**Given task**: Below are some entries. Copy each line that holds the string "الأستاذ".

**Stored data entries**:
## start

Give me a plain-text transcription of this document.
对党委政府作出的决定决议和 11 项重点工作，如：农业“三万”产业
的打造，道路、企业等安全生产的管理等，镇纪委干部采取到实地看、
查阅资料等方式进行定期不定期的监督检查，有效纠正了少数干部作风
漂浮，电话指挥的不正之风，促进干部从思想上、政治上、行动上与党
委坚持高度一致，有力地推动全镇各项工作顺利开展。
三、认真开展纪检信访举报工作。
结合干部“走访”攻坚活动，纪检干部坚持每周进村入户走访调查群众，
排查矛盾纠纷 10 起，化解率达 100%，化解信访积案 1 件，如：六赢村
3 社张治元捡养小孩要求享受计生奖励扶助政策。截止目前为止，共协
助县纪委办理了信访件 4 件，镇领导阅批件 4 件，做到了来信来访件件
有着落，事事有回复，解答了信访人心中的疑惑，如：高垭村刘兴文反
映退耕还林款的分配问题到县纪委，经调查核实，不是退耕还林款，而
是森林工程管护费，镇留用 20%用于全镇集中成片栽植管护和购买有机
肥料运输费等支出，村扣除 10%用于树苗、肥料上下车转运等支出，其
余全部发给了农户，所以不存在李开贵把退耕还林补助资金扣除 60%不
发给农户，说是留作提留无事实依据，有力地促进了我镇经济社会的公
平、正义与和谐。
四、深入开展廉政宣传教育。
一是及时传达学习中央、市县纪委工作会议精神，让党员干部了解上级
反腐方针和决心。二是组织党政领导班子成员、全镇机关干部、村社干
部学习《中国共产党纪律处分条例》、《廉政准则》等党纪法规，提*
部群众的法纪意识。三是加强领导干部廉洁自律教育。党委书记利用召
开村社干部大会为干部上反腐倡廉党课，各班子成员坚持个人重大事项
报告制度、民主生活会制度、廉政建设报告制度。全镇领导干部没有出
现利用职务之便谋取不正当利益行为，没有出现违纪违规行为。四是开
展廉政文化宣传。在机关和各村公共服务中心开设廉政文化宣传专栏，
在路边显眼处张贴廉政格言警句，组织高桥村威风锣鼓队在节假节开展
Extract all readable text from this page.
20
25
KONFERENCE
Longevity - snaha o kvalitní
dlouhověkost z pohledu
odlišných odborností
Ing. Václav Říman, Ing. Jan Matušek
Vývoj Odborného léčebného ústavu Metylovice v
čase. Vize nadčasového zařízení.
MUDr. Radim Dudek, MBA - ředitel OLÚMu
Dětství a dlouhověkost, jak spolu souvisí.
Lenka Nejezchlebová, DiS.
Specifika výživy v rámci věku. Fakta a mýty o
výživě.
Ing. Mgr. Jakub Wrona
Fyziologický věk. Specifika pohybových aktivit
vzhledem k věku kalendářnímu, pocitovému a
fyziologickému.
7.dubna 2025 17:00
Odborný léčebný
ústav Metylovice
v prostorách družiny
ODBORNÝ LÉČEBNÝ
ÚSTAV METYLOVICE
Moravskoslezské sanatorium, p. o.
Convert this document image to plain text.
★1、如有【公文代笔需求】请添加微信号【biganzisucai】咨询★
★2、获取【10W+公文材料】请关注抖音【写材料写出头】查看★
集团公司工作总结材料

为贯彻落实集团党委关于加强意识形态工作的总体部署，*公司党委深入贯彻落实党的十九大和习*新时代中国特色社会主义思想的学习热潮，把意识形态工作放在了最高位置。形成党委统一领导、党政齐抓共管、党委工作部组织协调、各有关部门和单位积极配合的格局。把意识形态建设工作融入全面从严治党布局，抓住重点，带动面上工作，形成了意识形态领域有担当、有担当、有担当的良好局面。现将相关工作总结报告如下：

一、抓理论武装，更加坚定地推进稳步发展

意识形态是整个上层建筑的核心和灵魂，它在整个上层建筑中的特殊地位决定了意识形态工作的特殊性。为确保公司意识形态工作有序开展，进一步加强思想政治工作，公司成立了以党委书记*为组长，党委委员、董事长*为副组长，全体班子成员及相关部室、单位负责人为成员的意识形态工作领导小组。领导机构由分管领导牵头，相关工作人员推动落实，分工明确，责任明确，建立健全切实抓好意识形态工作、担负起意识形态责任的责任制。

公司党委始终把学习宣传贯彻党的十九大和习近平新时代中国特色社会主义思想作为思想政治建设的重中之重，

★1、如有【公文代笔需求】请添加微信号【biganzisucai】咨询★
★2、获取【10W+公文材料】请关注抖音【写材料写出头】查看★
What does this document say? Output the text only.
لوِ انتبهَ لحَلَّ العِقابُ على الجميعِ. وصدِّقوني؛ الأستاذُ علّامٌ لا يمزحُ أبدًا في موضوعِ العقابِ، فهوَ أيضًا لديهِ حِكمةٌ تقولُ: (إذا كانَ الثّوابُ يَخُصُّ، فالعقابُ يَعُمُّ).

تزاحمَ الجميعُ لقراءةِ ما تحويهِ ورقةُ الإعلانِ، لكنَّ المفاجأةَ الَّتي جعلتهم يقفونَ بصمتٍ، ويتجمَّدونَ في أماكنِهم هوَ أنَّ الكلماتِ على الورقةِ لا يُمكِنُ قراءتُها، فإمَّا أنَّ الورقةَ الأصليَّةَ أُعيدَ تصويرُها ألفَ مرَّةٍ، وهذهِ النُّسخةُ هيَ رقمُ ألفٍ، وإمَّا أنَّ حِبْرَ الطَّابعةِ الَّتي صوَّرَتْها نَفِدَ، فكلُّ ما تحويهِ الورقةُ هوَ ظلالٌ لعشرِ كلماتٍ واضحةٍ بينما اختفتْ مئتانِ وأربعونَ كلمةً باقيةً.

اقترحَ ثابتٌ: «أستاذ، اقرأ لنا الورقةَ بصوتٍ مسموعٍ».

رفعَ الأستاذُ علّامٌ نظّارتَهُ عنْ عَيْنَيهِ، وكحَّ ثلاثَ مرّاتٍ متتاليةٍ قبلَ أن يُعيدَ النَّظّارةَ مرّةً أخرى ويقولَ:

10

## end

**Full answer**:
لوِ انتبهَ لحَلَّ العِقابُ على الجميعِ. وصدِّقوني؛ الأستاذُ علّامٌ لا يمزحُ أبدًا في موضوعِ العقابِ، فهوَ أيضًا لديهِ حِكمةٌ تقولُ: (إذا كانَ الثّوابُ يَخُصُّ، فالعقابُ يَعُمُّ).
رفعَ الأستاذُ علّامٌ نظّارتَهُ عنْ عَيْنَيهِ، وكحَّ ثلاثَ مرّاتٍ متتاليةٍ قبلَ أن يُعيدَ النَّظّارةَ مرّةً أخرى ويقولَ:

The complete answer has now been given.